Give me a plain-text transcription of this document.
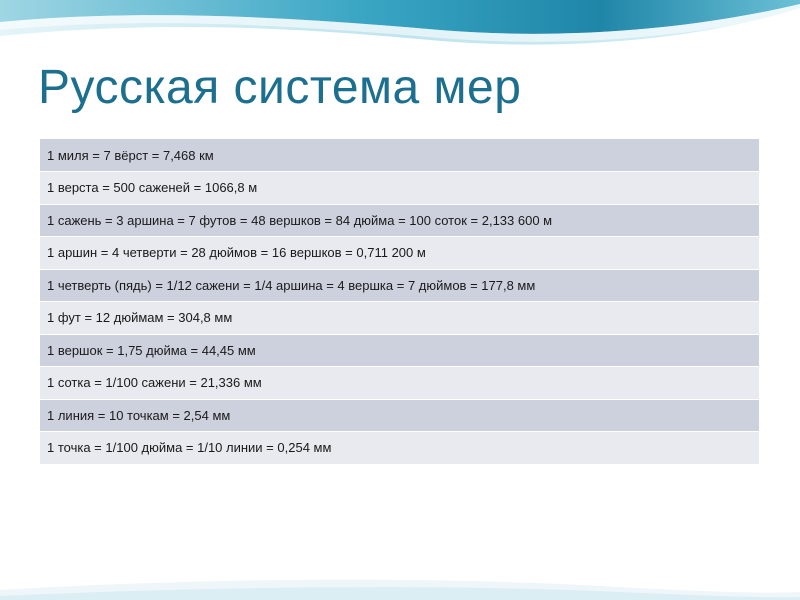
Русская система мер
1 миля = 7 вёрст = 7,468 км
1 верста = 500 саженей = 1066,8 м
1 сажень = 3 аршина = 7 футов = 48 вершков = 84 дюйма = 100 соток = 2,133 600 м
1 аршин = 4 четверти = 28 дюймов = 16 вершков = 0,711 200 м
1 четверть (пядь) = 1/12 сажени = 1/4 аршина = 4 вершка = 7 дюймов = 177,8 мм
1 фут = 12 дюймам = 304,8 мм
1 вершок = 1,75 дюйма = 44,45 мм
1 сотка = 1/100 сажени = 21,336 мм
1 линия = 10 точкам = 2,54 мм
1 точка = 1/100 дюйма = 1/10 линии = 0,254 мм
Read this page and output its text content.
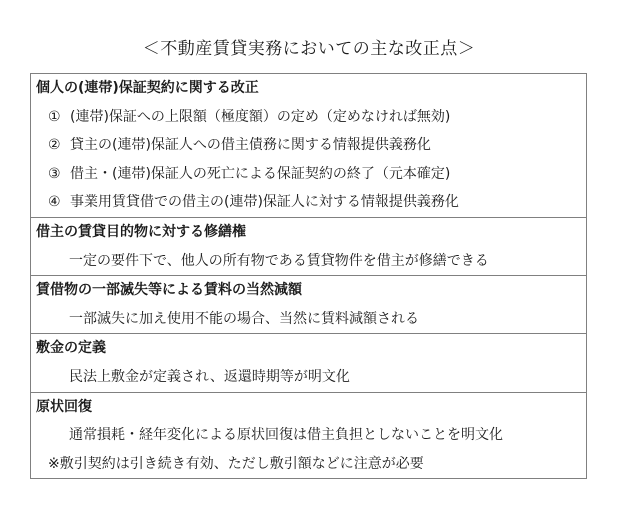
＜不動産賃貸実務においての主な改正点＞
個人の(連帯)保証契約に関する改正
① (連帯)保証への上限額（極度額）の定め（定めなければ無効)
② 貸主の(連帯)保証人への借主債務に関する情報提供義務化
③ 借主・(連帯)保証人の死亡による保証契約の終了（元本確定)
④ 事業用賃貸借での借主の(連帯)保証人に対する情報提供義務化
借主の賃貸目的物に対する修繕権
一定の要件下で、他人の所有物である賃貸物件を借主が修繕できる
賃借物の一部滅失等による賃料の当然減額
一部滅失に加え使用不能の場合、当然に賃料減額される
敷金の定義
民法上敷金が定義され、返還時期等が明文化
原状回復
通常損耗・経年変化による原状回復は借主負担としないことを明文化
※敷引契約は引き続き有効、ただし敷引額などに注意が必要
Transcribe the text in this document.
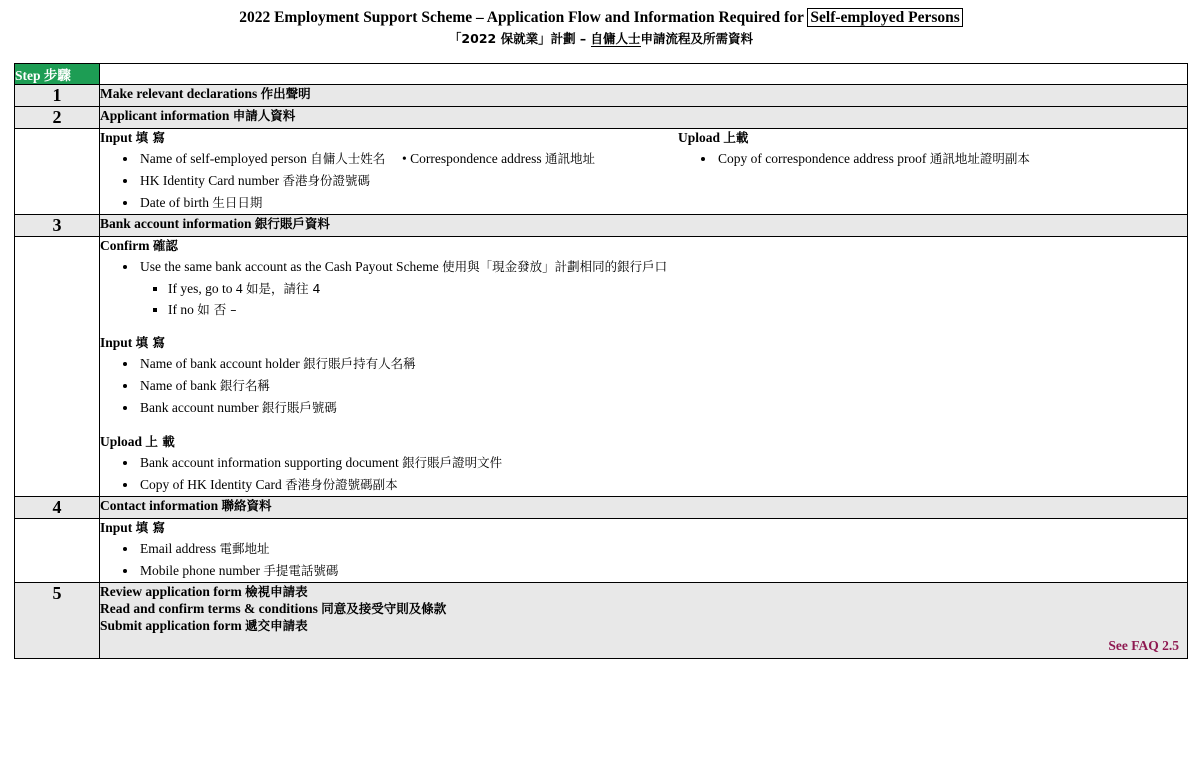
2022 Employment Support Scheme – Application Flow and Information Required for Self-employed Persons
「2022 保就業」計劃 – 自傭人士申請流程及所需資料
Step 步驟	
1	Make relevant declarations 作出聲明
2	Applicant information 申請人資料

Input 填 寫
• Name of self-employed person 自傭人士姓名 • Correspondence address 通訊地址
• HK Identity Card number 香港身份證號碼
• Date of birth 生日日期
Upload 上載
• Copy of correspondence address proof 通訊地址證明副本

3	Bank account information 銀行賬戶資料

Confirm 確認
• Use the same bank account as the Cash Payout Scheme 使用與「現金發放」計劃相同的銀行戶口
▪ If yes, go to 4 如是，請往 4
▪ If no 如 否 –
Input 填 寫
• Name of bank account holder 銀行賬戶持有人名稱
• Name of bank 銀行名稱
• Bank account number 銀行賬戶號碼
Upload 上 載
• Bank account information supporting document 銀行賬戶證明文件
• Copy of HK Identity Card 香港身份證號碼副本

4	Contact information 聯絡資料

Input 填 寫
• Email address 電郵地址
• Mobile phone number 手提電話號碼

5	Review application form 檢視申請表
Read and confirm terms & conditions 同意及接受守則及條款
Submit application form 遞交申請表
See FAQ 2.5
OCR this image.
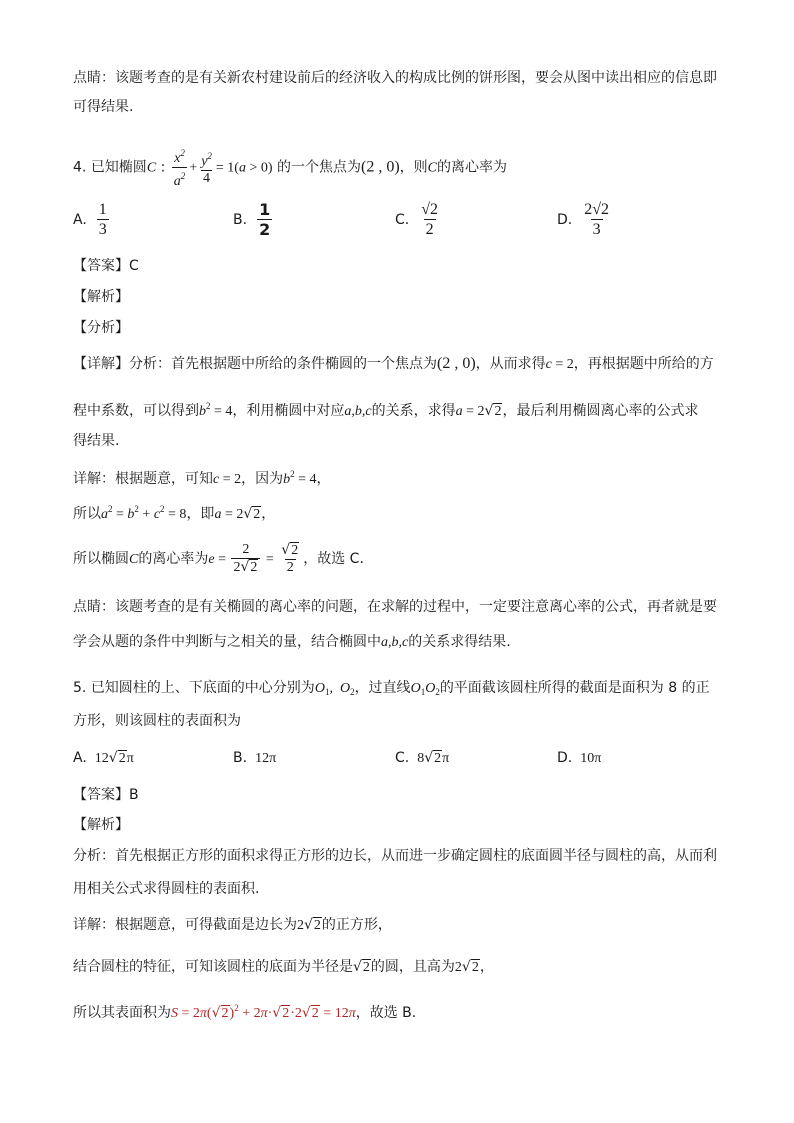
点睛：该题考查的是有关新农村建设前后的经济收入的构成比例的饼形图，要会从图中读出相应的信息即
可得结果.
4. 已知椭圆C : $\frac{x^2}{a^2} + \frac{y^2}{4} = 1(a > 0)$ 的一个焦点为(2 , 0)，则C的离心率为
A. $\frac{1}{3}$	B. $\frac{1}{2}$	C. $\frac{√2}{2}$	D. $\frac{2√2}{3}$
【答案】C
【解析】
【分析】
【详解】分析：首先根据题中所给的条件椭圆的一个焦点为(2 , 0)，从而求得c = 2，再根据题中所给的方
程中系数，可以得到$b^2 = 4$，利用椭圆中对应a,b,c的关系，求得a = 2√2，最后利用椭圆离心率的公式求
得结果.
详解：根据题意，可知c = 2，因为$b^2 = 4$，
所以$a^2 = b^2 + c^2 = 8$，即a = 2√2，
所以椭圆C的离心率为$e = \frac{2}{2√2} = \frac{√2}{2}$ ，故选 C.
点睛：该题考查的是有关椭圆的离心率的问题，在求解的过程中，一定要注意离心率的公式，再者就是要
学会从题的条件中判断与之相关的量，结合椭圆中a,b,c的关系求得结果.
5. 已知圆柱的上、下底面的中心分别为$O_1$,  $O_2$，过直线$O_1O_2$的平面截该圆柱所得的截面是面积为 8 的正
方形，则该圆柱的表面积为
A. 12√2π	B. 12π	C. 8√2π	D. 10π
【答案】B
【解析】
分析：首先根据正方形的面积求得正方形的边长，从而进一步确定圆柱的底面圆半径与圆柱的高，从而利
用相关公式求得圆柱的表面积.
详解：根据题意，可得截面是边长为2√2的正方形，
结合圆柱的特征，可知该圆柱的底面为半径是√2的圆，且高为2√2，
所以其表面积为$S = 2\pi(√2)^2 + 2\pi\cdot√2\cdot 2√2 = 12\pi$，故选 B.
_____
Directions for this task: In your copy of the listing above, reproduce each line exactly and omit all pictures.

Exercise response:
Give me a plain-text transcription of this document.
Русская система мер
1 миля = 7 вёрст = 7,468 км
1 верста = 500 саженей = 1066,8 м
1 сажень = 3 аршина = 7 футов = 48 вершков = 84 дюйма = 100 соток = 2,133 600 м
1 аршин = 4 четверти = 28 дюймов = 16 вершков = 0,711 200 м
1 четверть (пядь) = 1/12 сажени = 1/4 аршина = 4 вершка = 7 дюймов = 177,8 мм
1 фут = 12 дюймам = 304,8 мм
1 вершок = 1,75 дюйма = 44,45 мм
1 сотка = 1/100 сажени = 21,336 мм
1 линия = 10 точкам = 2,54 мм
1 точка = 1/100 дюйма = 1/10 линии = 0,254 мм
Read this page and output its text content.
＜不動産賃貸実務においての主な改正点＞
個人の(連帯)保証契約に関する改正
① (連帯)保証への上限額（極度額）の定め（定めなければ無効)
② 貸主の(連帯)保証人への借主債務に関する情報提供義務化
③ 借主・(連帯)保証人の死亡による保証契約の終了（元本確定)
④ 事業用賃貸借での借主の(連帯)保証人に対する情報提供義務化
借主の賃貸目的物に対する修繕権
一定の要件下で、他人の所有物である賃貸物件を借主が修繕できる
賃借物の一部滅失等による賃料の当然減額
一部滅失に加え使用不能の場合、当然に賃料減額される
敷金の定義
民法上敷金が定義され、返還時期等が明文化
原状回復
通常損耗・経年変化による原状回復は借主負担としないことを明文化
※敷引契約は引き続き有効、ただし敷引額などに注意が必要
Transcribe the text in this document.
2022 Employment Support Scheme – Application Flow and Information Required for Self-employed Persons
「2022 保就業」計劃 – 自傭人士申請流程及所需資料
Step 步驟	
1	Make relevant declarations 作出聲明
2	Applicant information 申請人資料

Input 填 寫
• Name of self-employed person 自傭人士姓名 • Correspondence address 通訊地址
• HK Identity Card number 香港身份證號碼
• Date of birth 生日日期
Upload 上載
• Copy of correspondence address proof 通訊地址證明副本

3	Bank account information 銀行賬戶資料

Confirm 確認
• Use the same bank account as the Cash Payout Scheme 使用與「現金發放」計劃相同的銀行戶口
▪ If yes, go to 4 如是，請往 4
▪ If no 如 否 –
Input 填 寫
• Name of bank account holder 銀行賬戶持有人名稱
• Name of bank 銀行名稱
• Bank account number 銀行賬戶號碼
Upload 上 載
• Bank account information supporting document 銀行賬戶證明文件
• Copy of HK Identity Card 香港身份證號碼副本

4	Contact information 聯絡資料

Input 填 寫
• Email address 電郵地址
• Mobile phone number 手提電話號碼

5	Review application form 檢視申請表
Read and confirm terms & conditions 同意及接受守則及條款
Submit application form 遞交申請表
See FAQ 2.5
OCR this image.
点睛：该题考查的是有关新农村建设前后的经济收入的构成比例的饼形图，要会从图中读出相应的信息即
可得结果.
4. 已知椭圆C : $\frac{x^2}{a^2} + \frac{y^2}{4} = 1(a > 0)$ 的一个焦点为(2 , 0)，则C的离心率为
A. $\frac{1}{3}$	B. $\frac{1}{2}$	C. $\frac{√2}{2}$	D. $\frac{2√2}{3}$
【答案】C
【解析】
【分析】
【详解】分析：首先根据题中所给的条件椭圆的一个焦点为(2 , 0)，从而求得c = 2，再根据题中所给的方
程中系数，可以得到$b^2 = 4$，利用椭圆中对应a,b,c的关系，求得a = 2√2，最后利用椭圆离心率的公式求
得结果.
详解：根据题意，可知c = 2，因为$b^2 = 4$，
所以$a^2 = b^2 + c^2 = 8$，即a = 2√2，
所以椭圆C的离心率为$e = \frac{2}{2√2} = \frac{√2}{2}$ ，故选 C.
点睛：该题考查的是有关椭圆的离心率的问题，在求解的过程中，一定要注意离心率的公式，再者就是要
学会从题的条件中判断与之相关的量，结合椭圆中a,b,c的关系求得结果.
5. 已知圆柱的上、下底面的中心分别为$O_1$,  $O_2$，过直线$O_1O_2$的平面截该圆柱所得的截面是面积为 8 的正
方形，则该圆柱的表面积为
A. 12√2π	B. 12π	C. 8√2π	D. 10π
【答案】B
【解析】
分析：首先根据正方形的面积求得正方形的边长，从而进一步确定圆柱的底面圆半径与圆柱的高，从而利
用相关公式求得圆柱的表面积.
详解：根据题意，可得截面是边长为2√2的正方形，
结合圆柱的特征，可知该圆柱的底面为半径是√2的圆，且高为2√2，
所以其表面积为$S = 2\pi(√2)^2 + 2\pi\cdot√2\cdot 2√2 = 12\pi$，故选 B.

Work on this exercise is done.